#### Direction
Go through the listing below and list every line with "risposta".

Items listed in a dataset
* * * * * * * * *
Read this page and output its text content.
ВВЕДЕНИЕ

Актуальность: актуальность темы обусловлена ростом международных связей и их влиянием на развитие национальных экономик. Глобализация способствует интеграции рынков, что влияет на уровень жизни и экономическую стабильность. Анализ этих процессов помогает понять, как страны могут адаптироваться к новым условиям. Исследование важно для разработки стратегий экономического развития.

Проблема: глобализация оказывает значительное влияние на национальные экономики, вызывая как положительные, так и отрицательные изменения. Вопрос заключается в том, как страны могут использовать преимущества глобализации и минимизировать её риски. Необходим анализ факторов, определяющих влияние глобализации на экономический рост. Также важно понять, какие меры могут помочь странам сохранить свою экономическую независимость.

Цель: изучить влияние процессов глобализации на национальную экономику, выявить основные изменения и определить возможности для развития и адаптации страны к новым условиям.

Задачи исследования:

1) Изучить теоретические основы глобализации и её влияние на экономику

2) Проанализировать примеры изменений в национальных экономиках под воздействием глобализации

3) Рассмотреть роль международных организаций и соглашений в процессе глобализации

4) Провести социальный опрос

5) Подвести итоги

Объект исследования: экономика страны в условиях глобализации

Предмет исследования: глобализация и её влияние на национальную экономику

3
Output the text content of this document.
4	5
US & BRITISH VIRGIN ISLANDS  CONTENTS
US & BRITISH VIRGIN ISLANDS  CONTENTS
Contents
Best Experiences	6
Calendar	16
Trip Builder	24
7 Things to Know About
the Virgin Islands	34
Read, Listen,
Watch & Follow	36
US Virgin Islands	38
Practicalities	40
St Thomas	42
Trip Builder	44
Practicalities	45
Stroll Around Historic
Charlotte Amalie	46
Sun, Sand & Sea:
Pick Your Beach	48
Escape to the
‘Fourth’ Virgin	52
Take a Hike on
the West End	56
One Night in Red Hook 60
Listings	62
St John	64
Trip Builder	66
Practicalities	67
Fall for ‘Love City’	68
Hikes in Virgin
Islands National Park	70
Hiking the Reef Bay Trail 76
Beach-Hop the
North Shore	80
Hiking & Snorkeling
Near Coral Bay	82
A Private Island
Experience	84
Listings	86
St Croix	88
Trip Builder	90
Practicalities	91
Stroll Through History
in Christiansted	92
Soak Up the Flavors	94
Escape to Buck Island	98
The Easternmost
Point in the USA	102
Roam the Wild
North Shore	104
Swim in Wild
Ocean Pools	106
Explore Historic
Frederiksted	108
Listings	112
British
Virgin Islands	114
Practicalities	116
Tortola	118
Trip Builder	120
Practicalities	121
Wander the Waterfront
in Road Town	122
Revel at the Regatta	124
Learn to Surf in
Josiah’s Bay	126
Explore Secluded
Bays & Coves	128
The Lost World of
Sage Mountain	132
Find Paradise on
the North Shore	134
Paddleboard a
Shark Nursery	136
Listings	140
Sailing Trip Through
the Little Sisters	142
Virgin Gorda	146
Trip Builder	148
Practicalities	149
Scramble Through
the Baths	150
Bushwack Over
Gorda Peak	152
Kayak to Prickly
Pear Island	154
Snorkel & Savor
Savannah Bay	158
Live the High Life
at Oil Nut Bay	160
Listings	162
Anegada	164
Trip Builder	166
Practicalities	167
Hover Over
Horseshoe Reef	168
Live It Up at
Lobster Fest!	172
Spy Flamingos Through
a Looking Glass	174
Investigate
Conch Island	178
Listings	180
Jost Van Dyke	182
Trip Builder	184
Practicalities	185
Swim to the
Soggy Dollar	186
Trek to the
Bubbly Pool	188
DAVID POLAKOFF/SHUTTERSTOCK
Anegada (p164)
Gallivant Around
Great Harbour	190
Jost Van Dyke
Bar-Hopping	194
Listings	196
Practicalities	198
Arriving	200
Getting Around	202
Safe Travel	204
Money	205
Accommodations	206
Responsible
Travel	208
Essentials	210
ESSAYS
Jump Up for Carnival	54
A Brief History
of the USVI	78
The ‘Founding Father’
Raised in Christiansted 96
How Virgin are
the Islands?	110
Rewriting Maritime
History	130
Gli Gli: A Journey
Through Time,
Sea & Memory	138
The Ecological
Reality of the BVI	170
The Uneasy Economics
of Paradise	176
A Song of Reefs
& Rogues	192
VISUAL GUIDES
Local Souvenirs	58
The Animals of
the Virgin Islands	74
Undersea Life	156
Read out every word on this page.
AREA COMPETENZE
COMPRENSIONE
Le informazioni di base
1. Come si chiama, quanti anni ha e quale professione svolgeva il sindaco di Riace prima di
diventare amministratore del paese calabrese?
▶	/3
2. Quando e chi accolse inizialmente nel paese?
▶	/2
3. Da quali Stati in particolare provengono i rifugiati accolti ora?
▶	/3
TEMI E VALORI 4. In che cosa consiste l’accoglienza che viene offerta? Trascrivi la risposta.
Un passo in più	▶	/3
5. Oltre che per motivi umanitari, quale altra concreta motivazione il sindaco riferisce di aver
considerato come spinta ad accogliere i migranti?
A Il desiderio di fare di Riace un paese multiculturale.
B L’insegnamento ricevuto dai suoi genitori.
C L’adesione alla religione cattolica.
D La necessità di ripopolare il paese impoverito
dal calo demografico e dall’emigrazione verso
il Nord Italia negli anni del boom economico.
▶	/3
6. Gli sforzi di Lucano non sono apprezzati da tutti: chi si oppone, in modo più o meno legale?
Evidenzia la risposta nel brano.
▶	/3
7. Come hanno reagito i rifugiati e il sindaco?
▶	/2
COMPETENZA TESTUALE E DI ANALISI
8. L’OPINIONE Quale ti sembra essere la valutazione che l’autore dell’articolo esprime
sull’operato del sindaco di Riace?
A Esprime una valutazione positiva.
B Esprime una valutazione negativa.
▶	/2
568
* * * * * * * * *
#### Solution for this problem
TEMI E VALORI 4. In che cosa consiste l’accoglienza che viene offerta? Trascrivi la risposta.
Evidenzia la risposta nel brano.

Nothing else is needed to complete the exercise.